__Task instructions__: Starting at the line that contains "predicted-star-point xyxy=(586,558,599,571)" and ending at the line that contains "predicted-star-point xyxy=(788,479,801,492)", write out those lines again with "matched-star-point" switched to "paired-star-point" and nothing else altered.

__Material supplied__:
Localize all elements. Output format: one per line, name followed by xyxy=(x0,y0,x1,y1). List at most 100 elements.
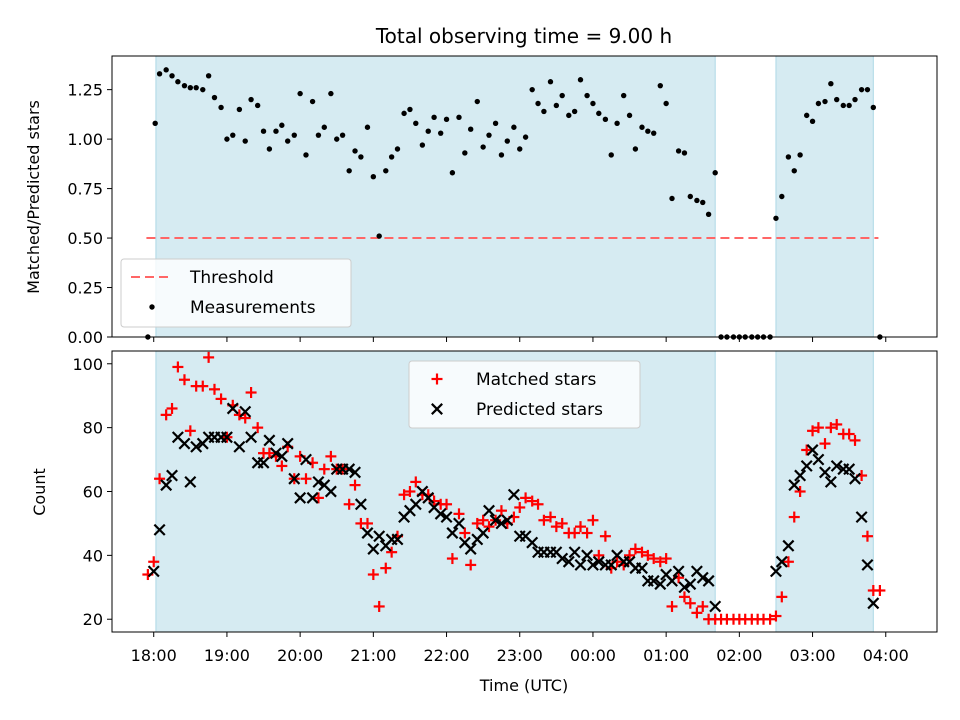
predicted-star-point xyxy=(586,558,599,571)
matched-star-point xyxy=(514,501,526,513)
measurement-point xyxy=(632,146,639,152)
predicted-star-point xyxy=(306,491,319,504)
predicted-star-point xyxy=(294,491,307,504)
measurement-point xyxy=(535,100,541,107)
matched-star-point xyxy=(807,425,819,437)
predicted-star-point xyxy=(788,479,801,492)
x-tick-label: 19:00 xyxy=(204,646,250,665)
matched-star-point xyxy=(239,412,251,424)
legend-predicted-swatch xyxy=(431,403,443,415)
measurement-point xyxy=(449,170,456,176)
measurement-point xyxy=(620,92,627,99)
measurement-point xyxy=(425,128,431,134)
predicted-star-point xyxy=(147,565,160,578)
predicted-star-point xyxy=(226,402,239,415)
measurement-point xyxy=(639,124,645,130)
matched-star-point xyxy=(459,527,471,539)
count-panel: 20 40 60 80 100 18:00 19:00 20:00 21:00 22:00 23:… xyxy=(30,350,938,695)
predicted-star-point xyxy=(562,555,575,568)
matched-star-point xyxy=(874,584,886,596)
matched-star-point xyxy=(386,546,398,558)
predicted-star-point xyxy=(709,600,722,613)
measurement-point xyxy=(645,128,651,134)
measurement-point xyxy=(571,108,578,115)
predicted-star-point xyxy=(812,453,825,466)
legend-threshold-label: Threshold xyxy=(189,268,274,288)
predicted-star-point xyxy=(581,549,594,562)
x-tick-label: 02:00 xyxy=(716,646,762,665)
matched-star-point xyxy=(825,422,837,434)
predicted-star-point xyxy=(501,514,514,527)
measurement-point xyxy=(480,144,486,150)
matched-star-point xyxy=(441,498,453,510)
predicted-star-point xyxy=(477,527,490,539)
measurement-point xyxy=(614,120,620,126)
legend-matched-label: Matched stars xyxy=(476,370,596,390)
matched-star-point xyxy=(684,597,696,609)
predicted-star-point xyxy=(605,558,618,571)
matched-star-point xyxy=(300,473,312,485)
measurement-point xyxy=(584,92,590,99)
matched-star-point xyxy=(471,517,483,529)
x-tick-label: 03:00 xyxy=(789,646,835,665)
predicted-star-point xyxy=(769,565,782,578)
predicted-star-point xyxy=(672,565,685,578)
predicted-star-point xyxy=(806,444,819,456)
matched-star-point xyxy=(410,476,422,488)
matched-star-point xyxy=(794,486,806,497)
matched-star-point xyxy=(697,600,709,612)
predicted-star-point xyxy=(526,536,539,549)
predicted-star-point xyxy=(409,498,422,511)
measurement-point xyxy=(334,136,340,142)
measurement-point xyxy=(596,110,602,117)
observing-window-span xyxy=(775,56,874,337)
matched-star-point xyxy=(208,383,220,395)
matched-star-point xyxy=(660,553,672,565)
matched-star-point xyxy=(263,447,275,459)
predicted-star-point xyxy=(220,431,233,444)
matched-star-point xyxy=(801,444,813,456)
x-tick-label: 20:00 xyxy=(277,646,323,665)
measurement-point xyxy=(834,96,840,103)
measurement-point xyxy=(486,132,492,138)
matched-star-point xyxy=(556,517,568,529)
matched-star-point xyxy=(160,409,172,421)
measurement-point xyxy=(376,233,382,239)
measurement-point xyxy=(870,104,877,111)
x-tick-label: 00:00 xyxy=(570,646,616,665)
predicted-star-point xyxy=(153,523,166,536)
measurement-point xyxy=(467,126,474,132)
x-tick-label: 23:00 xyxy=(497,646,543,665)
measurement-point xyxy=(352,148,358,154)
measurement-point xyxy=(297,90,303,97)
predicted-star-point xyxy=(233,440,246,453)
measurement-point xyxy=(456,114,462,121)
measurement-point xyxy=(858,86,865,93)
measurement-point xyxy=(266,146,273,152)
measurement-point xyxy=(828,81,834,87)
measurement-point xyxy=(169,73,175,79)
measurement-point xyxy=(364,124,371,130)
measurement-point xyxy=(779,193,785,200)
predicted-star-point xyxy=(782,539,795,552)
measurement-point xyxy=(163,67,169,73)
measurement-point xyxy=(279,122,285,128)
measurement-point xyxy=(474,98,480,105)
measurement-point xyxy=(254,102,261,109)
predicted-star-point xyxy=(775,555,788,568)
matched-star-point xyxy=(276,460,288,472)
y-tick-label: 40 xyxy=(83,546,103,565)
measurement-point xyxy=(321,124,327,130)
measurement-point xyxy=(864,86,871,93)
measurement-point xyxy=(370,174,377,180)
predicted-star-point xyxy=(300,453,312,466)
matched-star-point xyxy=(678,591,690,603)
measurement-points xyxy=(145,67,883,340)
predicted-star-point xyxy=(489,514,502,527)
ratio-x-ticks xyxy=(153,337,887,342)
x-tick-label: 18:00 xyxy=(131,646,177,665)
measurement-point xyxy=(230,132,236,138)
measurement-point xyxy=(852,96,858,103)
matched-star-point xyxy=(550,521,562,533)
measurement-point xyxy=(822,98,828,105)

--

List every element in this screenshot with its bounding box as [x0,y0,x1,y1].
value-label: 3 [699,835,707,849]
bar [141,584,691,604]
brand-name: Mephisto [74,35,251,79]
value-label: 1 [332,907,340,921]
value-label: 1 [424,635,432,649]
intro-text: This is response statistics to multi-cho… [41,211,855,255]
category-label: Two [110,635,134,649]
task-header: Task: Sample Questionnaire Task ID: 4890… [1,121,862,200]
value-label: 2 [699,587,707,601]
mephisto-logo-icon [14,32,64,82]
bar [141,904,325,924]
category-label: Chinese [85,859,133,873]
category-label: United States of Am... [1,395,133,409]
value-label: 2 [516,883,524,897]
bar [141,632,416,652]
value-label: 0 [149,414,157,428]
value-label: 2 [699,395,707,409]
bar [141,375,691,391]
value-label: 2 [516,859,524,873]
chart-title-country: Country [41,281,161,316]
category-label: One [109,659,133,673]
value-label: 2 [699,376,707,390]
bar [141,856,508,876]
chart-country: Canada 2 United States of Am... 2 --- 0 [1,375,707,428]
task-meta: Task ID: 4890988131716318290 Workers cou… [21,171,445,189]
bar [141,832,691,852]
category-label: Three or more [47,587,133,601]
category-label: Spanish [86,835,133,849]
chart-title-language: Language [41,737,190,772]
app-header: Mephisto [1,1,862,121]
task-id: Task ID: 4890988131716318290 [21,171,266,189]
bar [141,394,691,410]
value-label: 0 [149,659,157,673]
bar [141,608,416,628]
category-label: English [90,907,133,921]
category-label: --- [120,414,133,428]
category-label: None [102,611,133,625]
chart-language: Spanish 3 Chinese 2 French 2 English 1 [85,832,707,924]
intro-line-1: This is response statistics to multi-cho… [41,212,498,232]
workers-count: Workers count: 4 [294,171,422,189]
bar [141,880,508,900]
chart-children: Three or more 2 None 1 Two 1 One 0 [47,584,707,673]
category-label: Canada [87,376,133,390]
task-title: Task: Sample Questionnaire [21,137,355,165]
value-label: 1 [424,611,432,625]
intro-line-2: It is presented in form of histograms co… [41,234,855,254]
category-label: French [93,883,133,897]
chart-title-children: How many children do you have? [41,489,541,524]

__Expected answer__:
predicted-star-point xyxy=(586,558,599,571)
paired-star-point xyxy=(514,501,526,513)
measurement-point xyxy=(632,146,639,152)
predicted-star-point xyxy=(306,491,319,504)
predicted-star-point xyxy=(294,491,307,504)
measurement-point xyxy=(535,100,541,107)
paired-star-point xyxy=(807,425,819,437)
predicted-star-point xyxy=(788,479,801,492)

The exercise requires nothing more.